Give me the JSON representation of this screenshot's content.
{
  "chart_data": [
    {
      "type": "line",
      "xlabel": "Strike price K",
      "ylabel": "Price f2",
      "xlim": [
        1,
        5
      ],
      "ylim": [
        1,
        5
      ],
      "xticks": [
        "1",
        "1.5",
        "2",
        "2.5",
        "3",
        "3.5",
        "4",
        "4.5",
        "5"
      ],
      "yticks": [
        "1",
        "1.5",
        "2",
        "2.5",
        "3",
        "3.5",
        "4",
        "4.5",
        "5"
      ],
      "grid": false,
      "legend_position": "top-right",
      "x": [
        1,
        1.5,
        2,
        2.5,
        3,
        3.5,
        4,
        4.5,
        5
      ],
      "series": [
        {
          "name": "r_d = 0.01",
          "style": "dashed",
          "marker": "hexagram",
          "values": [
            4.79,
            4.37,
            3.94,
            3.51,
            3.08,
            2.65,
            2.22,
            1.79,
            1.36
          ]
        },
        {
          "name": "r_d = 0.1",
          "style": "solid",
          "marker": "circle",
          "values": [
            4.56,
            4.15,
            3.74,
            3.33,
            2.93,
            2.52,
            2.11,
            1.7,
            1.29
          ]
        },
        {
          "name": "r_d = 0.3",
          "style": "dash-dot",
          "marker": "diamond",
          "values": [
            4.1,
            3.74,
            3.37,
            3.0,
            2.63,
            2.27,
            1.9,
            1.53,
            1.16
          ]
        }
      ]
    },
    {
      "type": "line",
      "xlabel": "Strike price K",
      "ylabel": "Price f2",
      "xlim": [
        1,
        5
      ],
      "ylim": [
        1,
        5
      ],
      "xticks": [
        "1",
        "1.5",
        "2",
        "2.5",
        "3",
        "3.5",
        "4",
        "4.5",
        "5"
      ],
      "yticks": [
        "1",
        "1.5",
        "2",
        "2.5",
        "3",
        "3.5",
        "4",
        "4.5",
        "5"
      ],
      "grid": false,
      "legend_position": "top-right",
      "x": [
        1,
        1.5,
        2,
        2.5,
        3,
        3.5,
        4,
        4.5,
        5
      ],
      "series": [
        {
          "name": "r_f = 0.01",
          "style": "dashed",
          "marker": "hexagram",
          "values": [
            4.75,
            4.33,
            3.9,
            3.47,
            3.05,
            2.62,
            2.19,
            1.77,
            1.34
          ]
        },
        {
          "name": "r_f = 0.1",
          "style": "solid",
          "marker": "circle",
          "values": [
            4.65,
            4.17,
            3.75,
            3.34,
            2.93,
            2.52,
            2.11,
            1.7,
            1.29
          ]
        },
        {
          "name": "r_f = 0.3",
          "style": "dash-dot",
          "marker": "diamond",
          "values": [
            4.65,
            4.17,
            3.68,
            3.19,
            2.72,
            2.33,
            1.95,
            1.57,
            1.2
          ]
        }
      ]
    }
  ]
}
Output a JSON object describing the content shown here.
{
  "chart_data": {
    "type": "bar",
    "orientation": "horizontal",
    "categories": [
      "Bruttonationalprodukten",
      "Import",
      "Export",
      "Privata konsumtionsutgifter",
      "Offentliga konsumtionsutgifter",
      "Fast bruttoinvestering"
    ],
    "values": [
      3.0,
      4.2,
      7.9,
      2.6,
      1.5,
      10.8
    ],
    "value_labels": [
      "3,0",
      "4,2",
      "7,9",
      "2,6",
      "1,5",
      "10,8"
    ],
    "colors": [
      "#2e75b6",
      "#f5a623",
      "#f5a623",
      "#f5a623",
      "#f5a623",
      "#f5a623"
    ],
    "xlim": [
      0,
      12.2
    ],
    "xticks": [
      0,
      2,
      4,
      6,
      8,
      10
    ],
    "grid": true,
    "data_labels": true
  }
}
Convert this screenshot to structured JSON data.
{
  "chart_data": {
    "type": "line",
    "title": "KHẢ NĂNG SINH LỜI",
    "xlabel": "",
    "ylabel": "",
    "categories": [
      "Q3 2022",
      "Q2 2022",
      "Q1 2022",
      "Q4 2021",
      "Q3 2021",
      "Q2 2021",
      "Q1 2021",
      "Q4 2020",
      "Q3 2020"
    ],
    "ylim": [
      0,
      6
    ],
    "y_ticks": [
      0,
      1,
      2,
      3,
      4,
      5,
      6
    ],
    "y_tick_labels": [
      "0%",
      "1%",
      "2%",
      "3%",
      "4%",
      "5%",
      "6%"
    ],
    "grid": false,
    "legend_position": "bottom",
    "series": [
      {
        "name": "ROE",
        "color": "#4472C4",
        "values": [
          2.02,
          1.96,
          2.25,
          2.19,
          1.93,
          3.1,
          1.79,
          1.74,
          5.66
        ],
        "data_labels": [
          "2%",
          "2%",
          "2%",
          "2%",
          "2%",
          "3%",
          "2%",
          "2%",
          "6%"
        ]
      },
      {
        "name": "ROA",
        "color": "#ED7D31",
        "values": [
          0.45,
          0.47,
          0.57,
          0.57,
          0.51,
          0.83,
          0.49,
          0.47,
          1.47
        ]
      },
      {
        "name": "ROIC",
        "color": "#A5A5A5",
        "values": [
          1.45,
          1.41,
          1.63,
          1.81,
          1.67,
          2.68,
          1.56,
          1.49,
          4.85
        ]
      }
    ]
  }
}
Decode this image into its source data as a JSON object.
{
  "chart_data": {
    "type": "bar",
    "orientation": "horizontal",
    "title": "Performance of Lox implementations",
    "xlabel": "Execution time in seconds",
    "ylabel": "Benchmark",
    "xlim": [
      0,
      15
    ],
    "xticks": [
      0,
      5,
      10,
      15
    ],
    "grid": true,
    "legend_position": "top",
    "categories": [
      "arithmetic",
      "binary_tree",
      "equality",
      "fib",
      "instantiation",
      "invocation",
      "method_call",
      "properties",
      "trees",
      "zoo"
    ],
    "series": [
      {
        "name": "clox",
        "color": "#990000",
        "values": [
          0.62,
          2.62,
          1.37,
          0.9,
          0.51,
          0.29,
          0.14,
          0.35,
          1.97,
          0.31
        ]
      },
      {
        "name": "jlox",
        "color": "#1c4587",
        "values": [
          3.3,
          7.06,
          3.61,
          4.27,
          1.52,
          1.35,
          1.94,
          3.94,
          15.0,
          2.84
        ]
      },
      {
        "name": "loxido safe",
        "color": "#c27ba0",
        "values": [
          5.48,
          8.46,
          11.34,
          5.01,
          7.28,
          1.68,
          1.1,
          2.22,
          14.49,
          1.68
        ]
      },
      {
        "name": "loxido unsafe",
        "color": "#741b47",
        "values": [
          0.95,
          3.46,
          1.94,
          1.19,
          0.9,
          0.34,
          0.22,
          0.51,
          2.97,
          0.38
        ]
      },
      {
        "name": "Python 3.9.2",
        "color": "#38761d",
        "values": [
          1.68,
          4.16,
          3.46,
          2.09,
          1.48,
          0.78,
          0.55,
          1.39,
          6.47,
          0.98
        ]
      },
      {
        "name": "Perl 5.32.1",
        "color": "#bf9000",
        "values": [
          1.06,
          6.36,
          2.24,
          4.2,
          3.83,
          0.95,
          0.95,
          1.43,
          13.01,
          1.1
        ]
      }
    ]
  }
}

• • • • •

= WHAT THE EXERCISE ASKS =
Read through the lines above and collect those that contain the string "object".

= RESULT OF THIS TASK =
Output a JSON object describing the content shown here.
Decode this image into its source data as a JSON object.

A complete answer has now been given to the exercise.